* **Material for this exercise**:
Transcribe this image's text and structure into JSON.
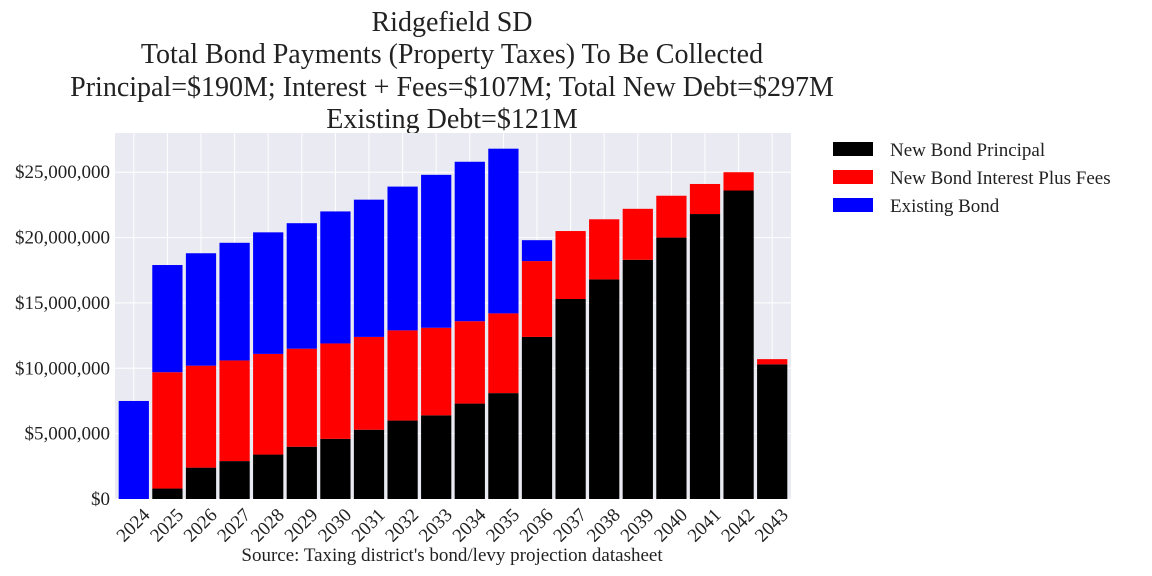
{
  "chart_data": {
    "type": "bar",
    "stacked": true,
    "title_lines": [
      "Ridgefield SD",
      "Total Bond Payments (Property Taxes) To Be Collected",
      "Principal=$190M; Interest + Fees=$107M; Total New Debt=$297M",
      "Existing Debt=$121M"
    ],
    "xlabel": "Source: Taxing district's bond/levy projection datasheet",
    "ylabel": "",
    "categories": [
      "2024",
      "2025",
      "2026",
      "2027",
      "2028",
      "2029",
      "2030",
      "2031",
      "2032",
      "2033",
      "2034",
      "2035",
      "2036",
      "2037",
      "2038",
      "2039",
      "2040",
      "2041",
      "2042",
      "2043"
    ],
    "ylim": [
      0,
      28000000
    ],
    "yticks": [
      0,
      5000000,
      10000000,
      15000000,
      20000000,
      25000000
    ],
    "ytick_labels": [
      "$0",
      "$5,000,000",
      "$10,000,000",
      "$15,000,000",
      "$20,000,000",
      "$25,000,000"
    ],
    "grid": true,
    "legend_position": "outside-top-right",
    "series": [
      {
        "name": "New Bond Principal",
        "color": "#000000",
        "values": [
          0,
          800000,
          2400000,
          2900000,
          3400000,
          4000000,
          4600000,
          5300000,
          6000000,
          6400000,
          7300000,
          8100000,
          12400000,
          15300000,
          16800000,
          18300000,
          20000000,
          21800000,
          23600000,
          10300000
        ]
      },
      {
        "name": "New Bond Interest Plus Fees",
        "color": "#ff0000",
        "values": [
          0,
          8900000,
          7800000,
          7700000,
          7700000,
          7500000,
          7300000,
          7100000,
          6900000,
          6700000,
          6300000,
          6100000,
          5800000,
          5200000,
          4600000,
          3900000,
          3200000,
          2300000,
          1400000,
          400000
        ]
      },
      {
        "name": "Existing Bond",
        "color": "#0000ff",
        "values": [
          7500000,
          8200000,
          8600000,
          9000000,
          9300000,
          9600000,
          10100000,
          10500000,
          11000000,
          11700000,
          12200000,
          12600000,
          1600000,
          0,
          0,
          0,
          0,
          0,
          0,
          0
        ]
      }
    ]
  }
}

* **Problem description**: In the records above, find the lines containing "color" and copy them.

* **Exercise result**:
        "color": "#000000",
        "color": "#ff0000",
        "color": "#0000ff",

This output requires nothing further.